-- Directions --
Copy the data precisely, character for character, and leave out every picture.

=-=-=-=-=

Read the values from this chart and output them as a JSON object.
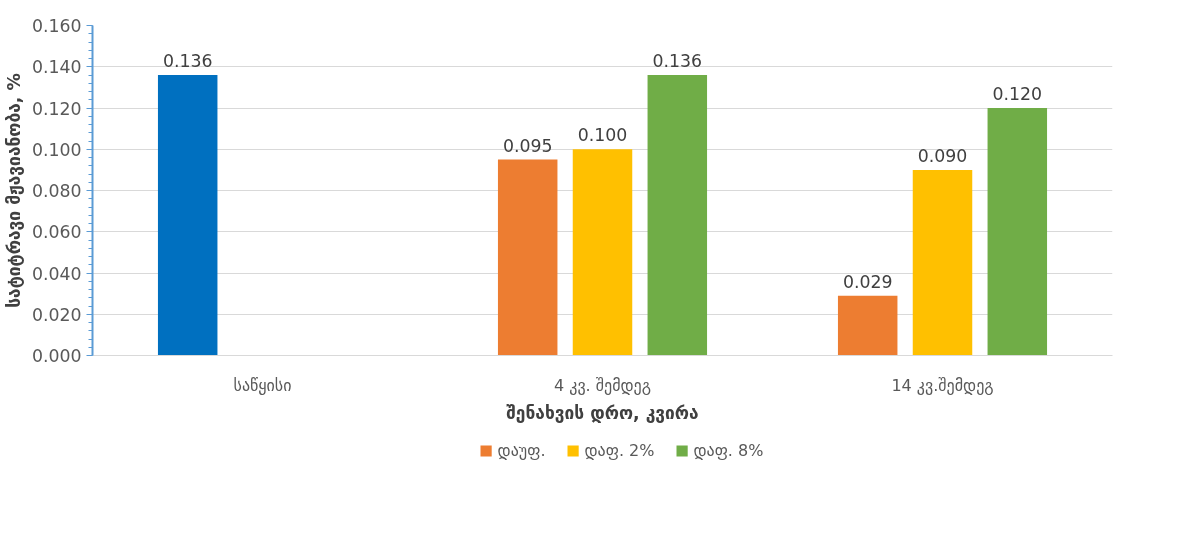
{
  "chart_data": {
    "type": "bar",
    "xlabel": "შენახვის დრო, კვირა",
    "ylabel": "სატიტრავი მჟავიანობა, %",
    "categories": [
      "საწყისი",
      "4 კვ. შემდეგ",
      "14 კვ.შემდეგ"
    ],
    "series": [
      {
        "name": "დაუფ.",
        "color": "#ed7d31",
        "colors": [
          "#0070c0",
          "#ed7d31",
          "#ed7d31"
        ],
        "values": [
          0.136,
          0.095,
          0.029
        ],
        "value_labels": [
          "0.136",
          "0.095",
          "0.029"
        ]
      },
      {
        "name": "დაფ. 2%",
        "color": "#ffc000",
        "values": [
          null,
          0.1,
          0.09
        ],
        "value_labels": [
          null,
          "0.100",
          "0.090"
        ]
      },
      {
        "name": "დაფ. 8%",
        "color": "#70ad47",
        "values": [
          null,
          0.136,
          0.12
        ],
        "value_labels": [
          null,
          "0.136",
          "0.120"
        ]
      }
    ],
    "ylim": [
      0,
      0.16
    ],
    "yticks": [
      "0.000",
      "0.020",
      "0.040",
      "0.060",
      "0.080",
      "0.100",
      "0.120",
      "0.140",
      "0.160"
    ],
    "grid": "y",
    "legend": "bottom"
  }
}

=-=-=-=-=

-- Solution to the exercise --
Read the values from this chart and output them as a JSON object.
{
  "chart_data": {
    "type": "bar",
    "xlabel": "შენახვის დრო, კვირა",
    "ylabel": "სატიტრავი მჟავიანობა, %",
    "categories": [
      "საწყისი",
      "4 კვ. შემდეგ",
      "14 კვ.შემდეგ"
    ],
    "series": [
      {
        "name": "დაუფ.",
        "color": "#ed7d31",
        "colors": [
          "#0070c0",
          "#ed7d31",
          "#ed7d31"
        ],
        "values": [
          0.136,
          0.095,
          0.029
        ],
        "value_labels": [
          "0.136",
          "0.095",
          "0.029"
        ]
      },
      {
        "name": "დაფ. 2%",
        "color": "#ffc000",
        "values": [
          null,
          0.1,
          0.09
        ],
        "value_labels": [
          null,
          "0.100",
          "0.090"
        ]
      },
      {
        "name": "დაფ. 8%",
        "color": "#70ad47",
        "values": [
          null,
          0.136,
          0.12
        ],
        "value_labels": [
          null,
          "0.136",
          "0.120"
        ]
      }
    ],
    "ylim": [
      0,
      0.16
    ],
    "yticks": [
      "0.000",
      "0.020",
      "0.040",
      "0.060",
      "0.080",
      "0.100",
      "0.120",
      "0.140",
      "0.160"
    ],
    "grid": "y",
    "legend": "bottom"
  }
}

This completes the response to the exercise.